**EXERCISE:**
Print the listing that follows, character for character.

--- DATA ROWS ---

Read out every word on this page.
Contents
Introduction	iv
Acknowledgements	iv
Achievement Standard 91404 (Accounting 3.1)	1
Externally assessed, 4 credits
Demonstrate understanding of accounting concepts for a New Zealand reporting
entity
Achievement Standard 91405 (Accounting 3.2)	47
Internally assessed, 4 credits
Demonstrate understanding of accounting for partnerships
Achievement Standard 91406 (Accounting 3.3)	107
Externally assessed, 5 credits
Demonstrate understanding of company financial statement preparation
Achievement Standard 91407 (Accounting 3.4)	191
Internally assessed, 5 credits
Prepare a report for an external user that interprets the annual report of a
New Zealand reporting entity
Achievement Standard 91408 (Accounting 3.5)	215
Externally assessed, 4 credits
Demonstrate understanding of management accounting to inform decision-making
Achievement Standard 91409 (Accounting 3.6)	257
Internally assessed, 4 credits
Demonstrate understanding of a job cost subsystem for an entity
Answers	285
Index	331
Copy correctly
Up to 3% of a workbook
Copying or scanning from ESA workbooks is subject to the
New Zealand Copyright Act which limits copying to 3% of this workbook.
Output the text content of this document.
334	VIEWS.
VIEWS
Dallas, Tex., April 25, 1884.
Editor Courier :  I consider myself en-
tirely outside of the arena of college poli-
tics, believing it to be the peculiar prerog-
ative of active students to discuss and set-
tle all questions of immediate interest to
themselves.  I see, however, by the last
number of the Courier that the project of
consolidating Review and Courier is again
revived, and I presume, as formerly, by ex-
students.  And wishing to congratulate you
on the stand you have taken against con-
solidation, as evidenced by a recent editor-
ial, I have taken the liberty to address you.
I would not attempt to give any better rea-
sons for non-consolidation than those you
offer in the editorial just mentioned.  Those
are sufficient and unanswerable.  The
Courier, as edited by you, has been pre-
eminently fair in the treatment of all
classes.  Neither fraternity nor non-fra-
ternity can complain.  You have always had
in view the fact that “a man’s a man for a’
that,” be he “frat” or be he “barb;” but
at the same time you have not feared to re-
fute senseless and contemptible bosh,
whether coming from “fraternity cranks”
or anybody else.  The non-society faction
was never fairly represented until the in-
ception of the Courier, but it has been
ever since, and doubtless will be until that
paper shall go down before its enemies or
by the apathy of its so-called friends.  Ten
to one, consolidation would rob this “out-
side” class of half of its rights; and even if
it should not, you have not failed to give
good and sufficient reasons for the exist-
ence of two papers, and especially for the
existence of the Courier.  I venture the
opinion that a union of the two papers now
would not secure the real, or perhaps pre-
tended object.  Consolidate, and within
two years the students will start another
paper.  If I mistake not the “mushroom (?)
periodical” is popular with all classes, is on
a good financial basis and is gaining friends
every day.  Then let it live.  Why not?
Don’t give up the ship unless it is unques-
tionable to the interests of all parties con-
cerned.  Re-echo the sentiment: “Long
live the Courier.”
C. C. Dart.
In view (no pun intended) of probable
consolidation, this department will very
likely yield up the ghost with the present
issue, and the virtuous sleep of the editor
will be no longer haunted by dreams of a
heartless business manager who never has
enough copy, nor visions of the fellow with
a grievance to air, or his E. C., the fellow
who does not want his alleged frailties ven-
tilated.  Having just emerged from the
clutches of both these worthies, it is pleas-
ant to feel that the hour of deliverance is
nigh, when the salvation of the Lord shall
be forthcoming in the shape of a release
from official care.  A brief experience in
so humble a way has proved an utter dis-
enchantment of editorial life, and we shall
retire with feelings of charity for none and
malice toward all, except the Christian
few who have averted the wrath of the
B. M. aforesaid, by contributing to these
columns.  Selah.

---

**TASK OUTPUT:**
Read out every word on this page.
Contents
Introduction	iv
Acknowledgements	iv
Achievement Standard 91404 (Accounting 3.1)	1
Externally assessed, 4 credits
Demonstrate understanding of accounting concepts for a New Zealand reporting
entity
Achievement Standard 91405 (Accounting 3.2)	47
Internally assessed, 4 credits
Demonstrate understanding of accounting for partnerships
Achievement Standard 91406 (Accounting 3.3)	107
Externally assessed, 5 credits
Demonstrate understanding of company financial statement preparation
Achievement Standard 91407 (Accounting 3.4)	191
Internally assessed, 5 credits
Prepare a report for an external user that interprets the annual report of a
New Zealand reporting entity
Achievement Standard 91408 (Accounting 3.5)	215
Externally assessed, 4 credits
Demonstrate understanding of management accounting to inform decision-making
Achievement Standard 91409 (Accounting 3.6)	257
Internally assessed, 4 credits
Demonstrate understanding of a job cost subsystem for an entity
Answers	285
Index	331
Copy correctly
Up to 3% of a workbook
Copying or scanning from ESA workbooks is subject to the
New Zealand Copyright Act which limits copying to 3% of this workbook.
Output the text content of this document.
334	VIEWS.
VIEWS
Dallas, Tex., April 25, 1884.
Editor Courier :  I consider myself en-
tirely outside of the arena of college poli-
tics, believing it to be the peculiar prerog-
ative of active students to discuss and set-
tle all questions of immediate interest to
themselves.  I see, however, by the last
number of the Courier that the project of
consolidating Review and Courier is again
revived, and I presume, as formerly, by ex-
students.  And wishing to congratulate you
on the stand you have taken against con-
solidation, as evidenced by a recent editor-
ial, I have taken the liberty to address you.
I would not attempt to give any better rea-
sons for non-consolidation than those you
offer in the editorial just mentioned.  Those
are sufficient and unanswerable.  The
Courier, as edited by you, has been pre-
eminently fair in the treatment of all
classes.  Neither fraternity nor non-fra-
ternity can complain.  You have always had
in view the fact that “a man’s a man for a’
that,” be he “frat” or be he “barb;” but
at the same time you have not feared to re-
fute senseless and contemptible bosh,
whether coming from “fraternity cranks”
or anybody else.  The non-society faction
was never fairly represented until the in-
ception of the Courier, but it has been
ever since, and doubtless will be until that
paper shall go down before its enemies or
by the apathy of its so-called friends.  Ten
to one, consolidation would rob this “out-
side” class of half of its rights; and even if
it should not, you have not failed to give
good and sufficient reasons for the exist-
ence of two papers, and especially for the
existence of the Courier.  I venture the
opinion that a union of the two papers now
would not secure the real, or perhaps pre-
tended object.  Consolidate, and within
two years the students will start another
paper.  If I mistake not the “mushroom (?)
periodical” is popular with all classes, is on
a good financial basis and is gaining friends
every day.  Then let it live.  Why not?
Don’t give up the ship unless it is unques-
tionable to the interests of all parties con-
cerned.  Re-echo the sentiment: “Long
live the Courier.”
C. C. Dart.
In view (no pun intended) of probable
consolidation, this department will very
likely yield up the ghost with the present
issue, and the virtuous sleep of the editor
will be no longer haunted by dreams of a
heartless business manager who never has
enough copy, nor visions of the fellow with
a grievance to air, or his E. C., the fellow
who does not want his alleged frailties ven-
tilated.  Having just emerged from the
clutches of both these worthies, it is pleas-
ant to feel that the hour of deliverance is
nigh, when the salvation of the Lord shall
be forthcoming in the shape of a release
from official care.  A brief experience in
so humble a way has proved an utter dis-
enchantment of editorial life, and we shall
retire with feelings of charity for none and
malice toward all, except the Christian
few who have averted the wrath of the
B. M. aforesaid, by contributing to these
columns.  Selah.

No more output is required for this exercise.